_Work required_
Where the string "dash" occurs in the material below, report the whole line.

_Raw data_
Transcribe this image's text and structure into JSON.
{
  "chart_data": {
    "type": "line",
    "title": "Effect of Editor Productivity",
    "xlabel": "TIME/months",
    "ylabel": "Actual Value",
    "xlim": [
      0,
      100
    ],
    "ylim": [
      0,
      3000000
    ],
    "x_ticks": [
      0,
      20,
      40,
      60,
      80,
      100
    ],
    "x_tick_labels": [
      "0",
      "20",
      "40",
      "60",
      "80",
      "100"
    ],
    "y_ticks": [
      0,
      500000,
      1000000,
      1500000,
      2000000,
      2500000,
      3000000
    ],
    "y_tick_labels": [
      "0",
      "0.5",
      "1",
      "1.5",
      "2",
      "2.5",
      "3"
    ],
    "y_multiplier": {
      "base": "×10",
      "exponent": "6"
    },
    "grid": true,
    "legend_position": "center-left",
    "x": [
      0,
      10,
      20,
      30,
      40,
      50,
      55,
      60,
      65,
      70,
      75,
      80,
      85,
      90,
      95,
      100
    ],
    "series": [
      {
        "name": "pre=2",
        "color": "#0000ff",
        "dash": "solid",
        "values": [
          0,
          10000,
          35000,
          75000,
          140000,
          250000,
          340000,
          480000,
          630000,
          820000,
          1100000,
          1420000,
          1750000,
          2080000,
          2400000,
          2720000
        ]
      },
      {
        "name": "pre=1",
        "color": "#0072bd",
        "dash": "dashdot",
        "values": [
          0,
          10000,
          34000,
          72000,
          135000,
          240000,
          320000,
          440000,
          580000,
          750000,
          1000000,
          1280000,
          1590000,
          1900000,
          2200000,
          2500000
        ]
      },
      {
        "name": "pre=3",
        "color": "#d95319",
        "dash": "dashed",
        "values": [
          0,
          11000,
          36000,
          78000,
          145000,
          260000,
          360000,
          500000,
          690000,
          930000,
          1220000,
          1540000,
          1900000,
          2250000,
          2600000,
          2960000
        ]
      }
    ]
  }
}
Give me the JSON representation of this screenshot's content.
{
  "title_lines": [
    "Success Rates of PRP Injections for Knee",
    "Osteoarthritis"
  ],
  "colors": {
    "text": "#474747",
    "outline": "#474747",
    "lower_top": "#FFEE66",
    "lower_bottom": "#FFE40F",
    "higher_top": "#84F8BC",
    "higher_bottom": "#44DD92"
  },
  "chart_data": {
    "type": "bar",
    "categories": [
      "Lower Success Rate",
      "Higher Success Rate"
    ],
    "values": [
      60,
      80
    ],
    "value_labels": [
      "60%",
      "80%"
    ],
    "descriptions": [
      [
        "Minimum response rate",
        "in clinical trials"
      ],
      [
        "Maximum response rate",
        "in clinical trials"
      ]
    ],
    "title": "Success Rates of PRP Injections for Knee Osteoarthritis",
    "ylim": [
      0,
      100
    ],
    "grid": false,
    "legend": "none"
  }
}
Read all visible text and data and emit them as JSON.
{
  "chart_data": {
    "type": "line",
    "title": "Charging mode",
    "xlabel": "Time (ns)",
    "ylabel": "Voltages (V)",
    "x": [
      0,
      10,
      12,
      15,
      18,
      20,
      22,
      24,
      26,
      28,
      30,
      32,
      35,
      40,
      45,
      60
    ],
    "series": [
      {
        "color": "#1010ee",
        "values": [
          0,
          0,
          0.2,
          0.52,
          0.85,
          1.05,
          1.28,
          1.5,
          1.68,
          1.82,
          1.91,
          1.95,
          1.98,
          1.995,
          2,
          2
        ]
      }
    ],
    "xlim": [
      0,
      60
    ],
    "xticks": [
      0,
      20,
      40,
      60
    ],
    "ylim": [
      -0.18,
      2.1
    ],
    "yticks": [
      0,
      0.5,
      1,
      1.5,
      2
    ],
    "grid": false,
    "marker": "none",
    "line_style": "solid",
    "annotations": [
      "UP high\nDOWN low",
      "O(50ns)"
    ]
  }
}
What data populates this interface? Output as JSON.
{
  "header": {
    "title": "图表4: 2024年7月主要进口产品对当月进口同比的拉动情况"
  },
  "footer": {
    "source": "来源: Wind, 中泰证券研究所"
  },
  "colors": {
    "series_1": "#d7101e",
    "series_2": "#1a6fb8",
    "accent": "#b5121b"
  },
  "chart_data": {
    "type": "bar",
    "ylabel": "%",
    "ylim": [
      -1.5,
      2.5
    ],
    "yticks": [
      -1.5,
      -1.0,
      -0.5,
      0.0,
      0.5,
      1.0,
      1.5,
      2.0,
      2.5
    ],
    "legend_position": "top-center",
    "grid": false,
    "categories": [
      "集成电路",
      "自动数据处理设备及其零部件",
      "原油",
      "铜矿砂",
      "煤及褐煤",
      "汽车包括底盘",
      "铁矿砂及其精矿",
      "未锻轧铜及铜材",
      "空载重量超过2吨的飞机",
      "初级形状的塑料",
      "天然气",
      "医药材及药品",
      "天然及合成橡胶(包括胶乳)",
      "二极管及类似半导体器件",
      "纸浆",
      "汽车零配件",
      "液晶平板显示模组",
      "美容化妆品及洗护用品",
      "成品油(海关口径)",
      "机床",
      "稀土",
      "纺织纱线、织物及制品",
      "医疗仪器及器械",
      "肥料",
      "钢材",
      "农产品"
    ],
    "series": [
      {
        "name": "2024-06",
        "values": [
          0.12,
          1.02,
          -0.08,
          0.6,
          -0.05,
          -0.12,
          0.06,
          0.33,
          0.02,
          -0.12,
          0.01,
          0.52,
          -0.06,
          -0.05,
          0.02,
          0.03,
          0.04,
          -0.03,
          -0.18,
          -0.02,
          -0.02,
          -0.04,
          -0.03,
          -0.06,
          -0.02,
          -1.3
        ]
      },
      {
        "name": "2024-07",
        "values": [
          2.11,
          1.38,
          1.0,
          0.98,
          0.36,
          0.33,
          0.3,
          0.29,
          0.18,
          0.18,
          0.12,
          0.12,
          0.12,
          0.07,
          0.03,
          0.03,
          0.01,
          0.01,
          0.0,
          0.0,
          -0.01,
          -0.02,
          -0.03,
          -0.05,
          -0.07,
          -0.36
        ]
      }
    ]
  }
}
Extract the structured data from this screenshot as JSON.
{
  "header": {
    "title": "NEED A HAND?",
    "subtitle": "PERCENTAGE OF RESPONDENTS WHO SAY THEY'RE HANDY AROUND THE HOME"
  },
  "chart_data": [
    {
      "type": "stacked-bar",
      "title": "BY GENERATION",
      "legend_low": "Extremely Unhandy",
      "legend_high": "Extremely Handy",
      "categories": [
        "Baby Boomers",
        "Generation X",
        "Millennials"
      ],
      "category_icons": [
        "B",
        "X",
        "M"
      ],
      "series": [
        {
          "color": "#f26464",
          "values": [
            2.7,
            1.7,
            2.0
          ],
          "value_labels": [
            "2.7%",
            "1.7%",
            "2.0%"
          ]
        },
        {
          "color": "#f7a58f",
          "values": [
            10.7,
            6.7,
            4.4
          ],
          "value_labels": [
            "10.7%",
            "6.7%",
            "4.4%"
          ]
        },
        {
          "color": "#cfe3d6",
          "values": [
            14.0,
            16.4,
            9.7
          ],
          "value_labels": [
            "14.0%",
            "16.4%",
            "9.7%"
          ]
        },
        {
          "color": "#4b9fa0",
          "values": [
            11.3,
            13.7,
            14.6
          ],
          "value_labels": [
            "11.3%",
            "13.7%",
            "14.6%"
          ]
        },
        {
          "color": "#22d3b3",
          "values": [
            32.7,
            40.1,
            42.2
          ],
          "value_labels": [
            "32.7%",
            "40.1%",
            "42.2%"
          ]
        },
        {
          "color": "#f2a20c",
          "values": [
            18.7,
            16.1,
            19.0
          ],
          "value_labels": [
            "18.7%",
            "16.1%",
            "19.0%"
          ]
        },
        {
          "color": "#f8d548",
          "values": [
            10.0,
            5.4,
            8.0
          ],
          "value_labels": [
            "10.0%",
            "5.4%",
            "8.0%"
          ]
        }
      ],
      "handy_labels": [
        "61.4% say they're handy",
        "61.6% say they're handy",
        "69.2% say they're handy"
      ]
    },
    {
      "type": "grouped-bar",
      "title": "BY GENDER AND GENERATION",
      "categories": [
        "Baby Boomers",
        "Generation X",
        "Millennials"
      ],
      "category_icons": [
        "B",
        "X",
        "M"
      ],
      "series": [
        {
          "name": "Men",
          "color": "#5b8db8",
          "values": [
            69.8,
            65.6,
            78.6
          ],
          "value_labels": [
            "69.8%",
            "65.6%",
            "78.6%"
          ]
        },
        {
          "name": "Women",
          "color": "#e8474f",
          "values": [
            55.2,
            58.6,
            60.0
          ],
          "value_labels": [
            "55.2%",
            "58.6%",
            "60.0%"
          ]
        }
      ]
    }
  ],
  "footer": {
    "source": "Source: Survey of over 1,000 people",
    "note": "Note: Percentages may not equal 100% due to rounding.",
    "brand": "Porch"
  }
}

_Response_
        "dash": "solid",
        "dash": "dashdot",
        "dash": "dashed",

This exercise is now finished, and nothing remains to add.